* Stored records *
** begin **
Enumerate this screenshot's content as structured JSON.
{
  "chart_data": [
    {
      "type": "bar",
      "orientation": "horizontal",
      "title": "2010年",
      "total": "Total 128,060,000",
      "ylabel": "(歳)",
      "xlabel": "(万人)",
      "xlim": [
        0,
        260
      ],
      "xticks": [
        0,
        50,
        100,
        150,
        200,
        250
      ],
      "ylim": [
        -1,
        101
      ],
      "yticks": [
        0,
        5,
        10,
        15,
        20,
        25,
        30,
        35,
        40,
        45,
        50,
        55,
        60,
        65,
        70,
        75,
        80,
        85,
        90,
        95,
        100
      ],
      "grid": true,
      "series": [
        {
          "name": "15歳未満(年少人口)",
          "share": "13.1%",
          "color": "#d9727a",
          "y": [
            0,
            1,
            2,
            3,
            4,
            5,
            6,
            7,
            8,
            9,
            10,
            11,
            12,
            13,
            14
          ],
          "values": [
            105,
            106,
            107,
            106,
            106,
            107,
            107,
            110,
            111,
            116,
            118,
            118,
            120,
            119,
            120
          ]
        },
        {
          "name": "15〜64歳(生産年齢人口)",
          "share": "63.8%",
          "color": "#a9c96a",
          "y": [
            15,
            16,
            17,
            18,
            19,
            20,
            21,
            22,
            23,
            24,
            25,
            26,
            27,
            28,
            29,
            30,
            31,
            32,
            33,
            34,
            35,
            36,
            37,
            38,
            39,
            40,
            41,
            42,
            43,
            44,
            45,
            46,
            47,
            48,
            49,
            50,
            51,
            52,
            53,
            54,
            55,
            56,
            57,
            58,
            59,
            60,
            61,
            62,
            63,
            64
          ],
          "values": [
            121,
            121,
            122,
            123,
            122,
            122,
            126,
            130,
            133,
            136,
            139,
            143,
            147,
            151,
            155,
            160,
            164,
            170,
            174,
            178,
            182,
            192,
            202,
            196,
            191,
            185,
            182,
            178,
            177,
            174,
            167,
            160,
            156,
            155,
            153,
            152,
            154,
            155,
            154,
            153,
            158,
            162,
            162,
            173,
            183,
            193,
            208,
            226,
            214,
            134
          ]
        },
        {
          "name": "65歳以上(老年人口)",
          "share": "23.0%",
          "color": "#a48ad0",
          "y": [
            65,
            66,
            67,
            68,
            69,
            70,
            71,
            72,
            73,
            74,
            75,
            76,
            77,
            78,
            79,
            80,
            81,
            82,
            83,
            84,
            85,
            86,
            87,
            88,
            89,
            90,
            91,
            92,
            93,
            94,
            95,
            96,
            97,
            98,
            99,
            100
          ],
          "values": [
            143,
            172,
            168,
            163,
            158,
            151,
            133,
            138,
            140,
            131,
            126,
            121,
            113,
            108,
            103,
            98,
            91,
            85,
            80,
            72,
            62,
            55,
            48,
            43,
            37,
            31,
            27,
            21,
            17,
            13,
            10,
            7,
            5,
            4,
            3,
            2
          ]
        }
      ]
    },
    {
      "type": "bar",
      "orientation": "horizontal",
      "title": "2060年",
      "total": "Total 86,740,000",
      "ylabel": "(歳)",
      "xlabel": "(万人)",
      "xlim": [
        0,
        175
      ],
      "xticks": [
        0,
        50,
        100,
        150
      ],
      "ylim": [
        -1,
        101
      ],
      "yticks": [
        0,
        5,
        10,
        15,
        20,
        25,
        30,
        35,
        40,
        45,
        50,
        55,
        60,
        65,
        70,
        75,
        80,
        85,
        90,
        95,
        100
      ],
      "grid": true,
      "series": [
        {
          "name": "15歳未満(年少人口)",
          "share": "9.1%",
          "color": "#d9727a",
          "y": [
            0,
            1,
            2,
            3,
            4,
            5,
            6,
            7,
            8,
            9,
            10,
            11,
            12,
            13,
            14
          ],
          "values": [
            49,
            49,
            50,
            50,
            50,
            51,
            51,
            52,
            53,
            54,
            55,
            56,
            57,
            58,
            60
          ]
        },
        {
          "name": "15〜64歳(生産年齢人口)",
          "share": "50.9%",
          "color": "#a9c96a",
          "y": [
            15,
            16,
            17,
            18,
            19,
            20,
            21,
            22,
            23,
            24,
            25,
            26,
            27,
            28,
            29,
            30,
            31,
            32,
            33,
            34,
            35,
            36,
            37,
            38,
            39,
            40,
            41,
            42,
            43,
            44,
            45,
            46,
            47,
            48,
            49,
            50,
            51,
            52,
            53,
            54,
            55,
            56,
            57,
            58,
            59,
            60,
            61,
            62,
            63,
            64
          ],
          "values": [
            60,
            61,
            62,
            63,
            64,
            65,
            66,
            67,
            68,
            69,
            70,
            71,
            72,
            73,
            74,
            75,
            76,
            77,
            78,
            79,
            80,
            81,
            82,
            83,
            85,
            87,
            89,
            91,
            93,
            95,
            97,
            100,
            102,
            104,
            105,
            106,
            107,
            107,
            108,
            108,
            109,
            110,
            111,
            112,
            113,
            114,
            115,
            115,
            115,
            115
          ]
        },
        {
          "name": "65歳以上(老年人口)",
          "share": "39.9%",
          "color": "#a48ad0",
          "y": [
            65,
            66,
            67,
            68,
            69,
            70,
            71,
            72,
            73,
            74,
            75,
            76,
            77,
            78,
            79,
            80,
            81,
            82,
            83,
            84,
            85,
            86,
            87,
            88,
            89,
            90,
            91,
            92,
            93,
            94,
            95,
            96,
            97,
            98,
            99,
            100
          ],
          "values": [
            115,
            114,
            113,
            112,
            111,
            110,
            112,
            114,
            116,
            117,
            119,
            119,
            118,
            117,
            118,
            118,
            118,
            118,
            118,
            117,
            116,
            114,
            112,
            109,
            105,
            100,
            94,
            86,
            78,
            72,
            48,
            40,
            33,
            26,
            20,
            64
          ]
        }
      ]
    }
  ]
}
** end **
* TASK REQUIREMENTS *
Reproduce the records in full, exactly as written.

* TASK ANSWER *
Enumerate this screenshot's content as structured JSON.
{
  "chart_data": [
    {
      "type": "bar",
      "orientation": "horizontal",
      "title": "2010年",
      "total": "Total 128,060,000",
      "ylabel": "(歳)",
      "xlabel": "(万人)",
      "xlim": [
        0,
        260
      ],
      "xticks": [
        0,
        50,
        100,
        150,
        200,
        250
      ],
      "ylim": [
        -1,
        101
      ],
      "yticks": [
        0,
        5,
        10,
        15,
        20,
        25,
        30,
        35,
        40,
        45,
        50,
        55,
        60,
        65,
        70,
        75,
        80,
        85,
        90,
        95,
        100
      ],
      "grid": true,
      "series": [
        {
          "name": "15歳未満(年少人口)",
          "share": "13.1%",
          "color": "#d9727a",
          "y": [
            0,
            1,
            2,
            3,
            4,
            5,
            6,
            7,
            8,
            9,
            10,
            11,
            12,
            13,
            14
          ],
          "values": [
            105,
            106,
            107,
            106,
            106,
            107,
            107,
            110,
            111,
            116,
            118,
            118,
            120,
            119,
            120
          ]
        },
        {
          "name": "15〜64歳(生産年齢人口)",
          "share": "63.8%",
          "color": "#a9c96a",
          "y": [
            15,
            16,
            17,
            18,
            19,
            20,
            21,
            22,
            23,
            24,
            25,
            26,
            27,
            28,
            29,
            30,
            31,
            32,
            33,
            34,
            35,
            36,
            37,
            38,
            39,
            40,
            41,
            42,
            43,
            44,
            45,
            46,
            47,
            48,
            49,
            50,
            51,
            52,
            53,
            54,
            55,
            56,
            57,
            58,
            59,
            60,
            61,
            62,
            63,
            64
          ],
          "values": [
            121,
            121,
            122,
            123,
            122,
            122,
            126,
            130,
            133,
            136,
            139,
            143,
            147,
            151,
            155,
            160,
            164,
            170,
            174,
            178,
            182,
            192,
            202,
            196,
            191,
            185,
            182,
            178,
            177,
            174,
            167,
            160,
            156,
            155,
            153,
            152,
            154,
            155,
            154,
            153,
            158,
            162,
            162,
            173,
            183,
            193,
            208,
            226,
            214,
            134
          ]
        },
        {
          "name": "65歳以上(老年人口)",
          "share": "23.0%",
          "color": "#a48ad0",
          "y": [
            65,
            66,
            67,
            68,
            69,
            70,
            71,
            72,
            73,
            74,
            75,
            76,
            77,
            78,
            79,
            80,
            81,
            82,
            83,
            84,
            85,
            86,
            87,
            88,
            89,
            90,
            91,
            92,
            93,
            94,
            95,
            96,
            97,
            98,
            99,
            100
          ],
          "values": [
            143,
            172,
            168,
            163,
            158,
            151,
            133,
            138,
            140,
            131,
            126,
            121,
            113,
            108,
            103,
            98,
            91,
            85,
            80,
            72,
            62,
            55,
            48,
            43,
            37,
            31,
            27,
            21,
            17,
            13,
            10,
            7,
            5,
            4,
            3,
            2
          ]
        }
      ]
    },
    {
      "type": "bar",
      "orientation": "horizontal",
      "title": "2060年",
      "total": "Total 86,740,000",
      "ylabel": "(歳)",
      "xlabel": "(万人)",
      "xlim": [
        0,
        175
      ],
      "xticks": [
        0,
        50,
        100,
        150
      ],
      "ylim": [
        -1,
        101
      ],
      "yticks": [
        0,
        5,
        10,
        15,
        20,
        25,
        30,
        35,
        40,
        45,
        50,
        55,
        60,
        65,
        70,
        75,
        80,
        85,
        90,
        95,
        100
      ],
      "grid": true,
      "series": [
        {
          "name": "15歳未満(年少人口)",
          "share": "9.1%",
          "color": "#d9727a",
          "y": [
            0,
            1,
            2,
            3,
            4,
            5,
            6,
            7,
            8,
            9,
            10,
            11,
            12,
            13,
            14
          ],
          "values": [
            49,
            49,
            50,
            50,
            50,
            51,
            51,
            52,
            53,
            54,
            55,
            56,
            57,
            58,
            60
          ]
        },
        {
          "name": "15〜64歳(生産年齢人口)",
          "share": "50.9%",
          "color": "#a9c96a",
          "y": [
            15,
            16,
            17,
            18,
            19,
            20,
            21,
            22,
            23,
            24,
            25,
            26,
            27,
            28,
            29,
            30,
            31,
            32,
            33,
            34,
            35,
            36,
            37,
            38,
            39,
            40,
            41,
            42,
            43,
            44,
            45,
            46,
            47,
            48,
            49,
            50,
            51,
            52,
            53,
            54,
            55,
            56,
            57,
            58,
            59,
            60,
            61,
            62,
            63,
            64
          ],
          "values": [
            60,
            61,
            62,
            63,
            64,
            65,
            66,
            67,
            68,
            69,
            70,
            71,
            72,
            73,
            74,
            75,
            76,
            77,
            78,
            79,
            80,
            81,
            82,
            83,
            85,
            87,
            89,
            91,
            93,
            95,
            97,
            100,
            102,
            104,
            105,
            106,
            107,
            107,
            108,
            108,
            109,
            110,
            111,
            112,
            113,
            114,
            115,
            115,
            115,
            115
          ]
        },
        {
          "name": "65歳以上(老年人口)",
          "share": "39.9%",
          "color": "#a48ad0",
          "y": [
            65,
            66,
            67,
            68,
            69,
            70,
            71,
            72,
            73,
            74,
            75,
            76,
            77,
            78,
            79,
            80,
            81,
            82,
            83,
            84,
            85,
            86,
            87,
            88,
            89,
            90,
            91,
            92,
            93,
            94,
            95,
            96,
            97,
            98,
            99,
            100
          ],
          "values": [
            115,
            114,
            113,
            112,
            111,
            110,
            112,
            114,
            116,
            117,
            119,
            119,
            118,
            117,
            118,
            118,
            118,
            118,
            118,
            117,
            116,
            114,
            112,
            109,
            105,
            100,
            94,
            86,
            78,
            72,
            48,
            40,
            33,
            26,
            20,
            64
          ]
        }
      ]
    }
  ]
}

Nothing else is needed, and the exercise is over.